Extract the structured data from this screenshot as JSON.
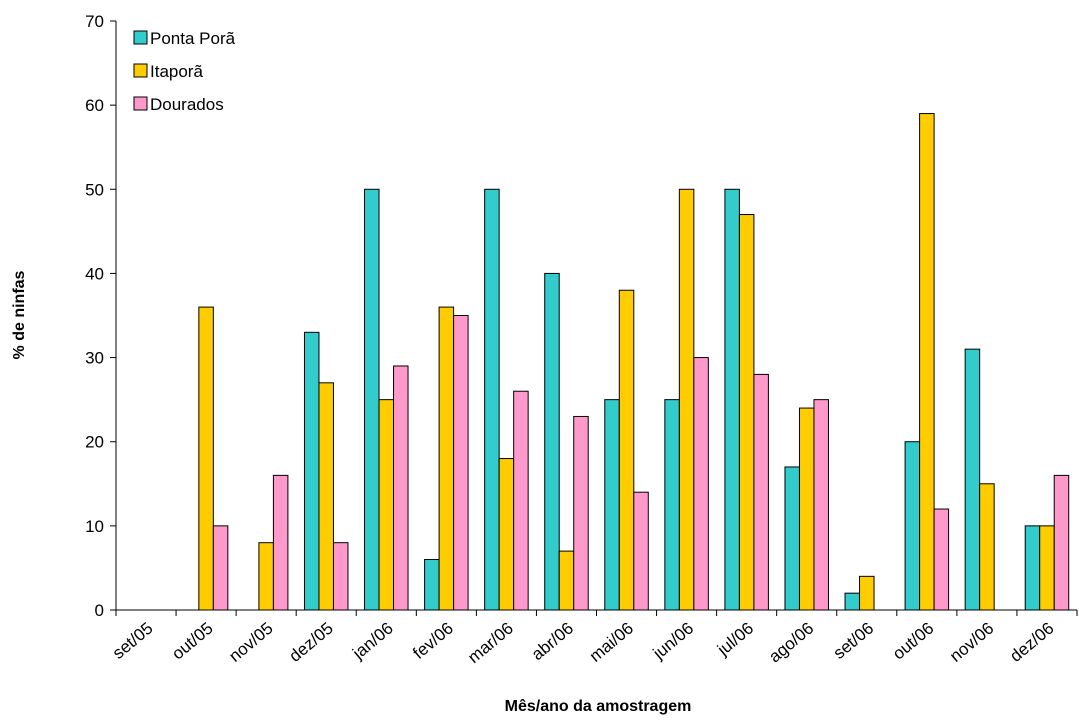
{
  "chart_data": {
    "type": "bar",
    "title": "",
    "xlabel": "Mês/ano da amostragem",
    "ylabel": "% de ninfas",
    "ylim": [
      0,
      70
    ],
    "yticks": [
      0,
      10,
      20,
      30,
      40,
      50,
      60,
      70
    ],
    "grid": false,
    "legend_position": "top-left",
    "categories": [
      "set/05",
      "out/05",
      "nov/05",
      "dez/05",
      "jan/06",
      "fev/06",
      "mar/06",
      "abr/06",
      "mai/06",
      "jun/06",
      "jul/06",
      "ago/06",
      "set/06",
      "out/06",
      "nov/06",
      "dez/06"
    ],
    "series": [
      {
        "name": "Ponta Porã",
        "color": "#33CCCC",
        "values": [
          0,
          0,
          0,
          33,
          50,
          6,
          50,
          40,
          25,
          25,
          50,
          17,
          2,
          20,
          31,
          10
        ]
      },
      {
        "name": "Itaporã",
        "color": "#FFCC00",
        "values": [
          0,
          36,
          8,
          27,
          25,
          36,
          18,
          7,
          38,
          50,
          47,
          24,
          4,
          59,
          15,
          10
        ]
      },
      {
        "name": "Dourados",
        "color": "#FF99CC",
        "values": [
          0,
          10,
          16,
          8,
          29,
          35,
          26,
          23,
          14,
          30,
          28,
          25,
          0,
          12,
          0,
          16
        ]
      }
    ]
  }
}
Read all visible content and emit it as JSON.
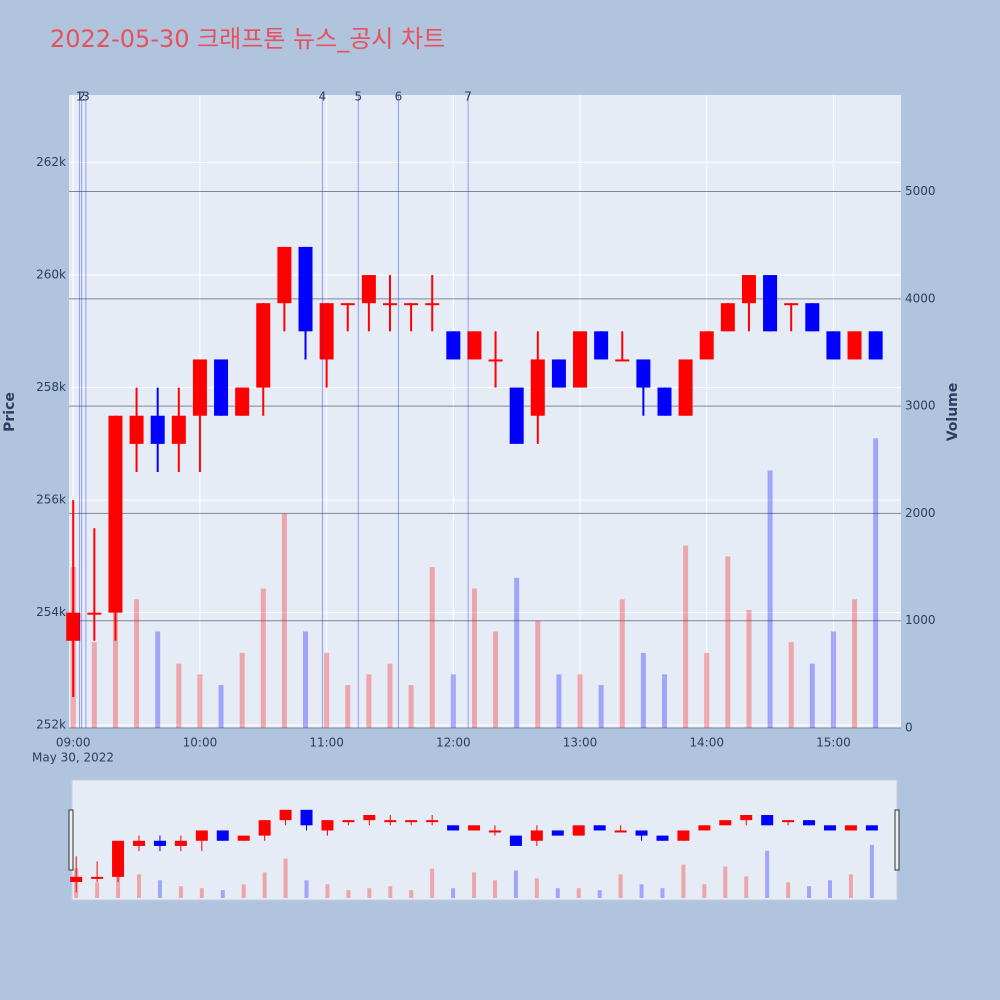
=-=-=-=-=
For each line of the listing that holds the word "name", show that line.

* _Solution_
        "name": "Ponta Porã",
        "name": "Itaporã",
        "name": "Dourados",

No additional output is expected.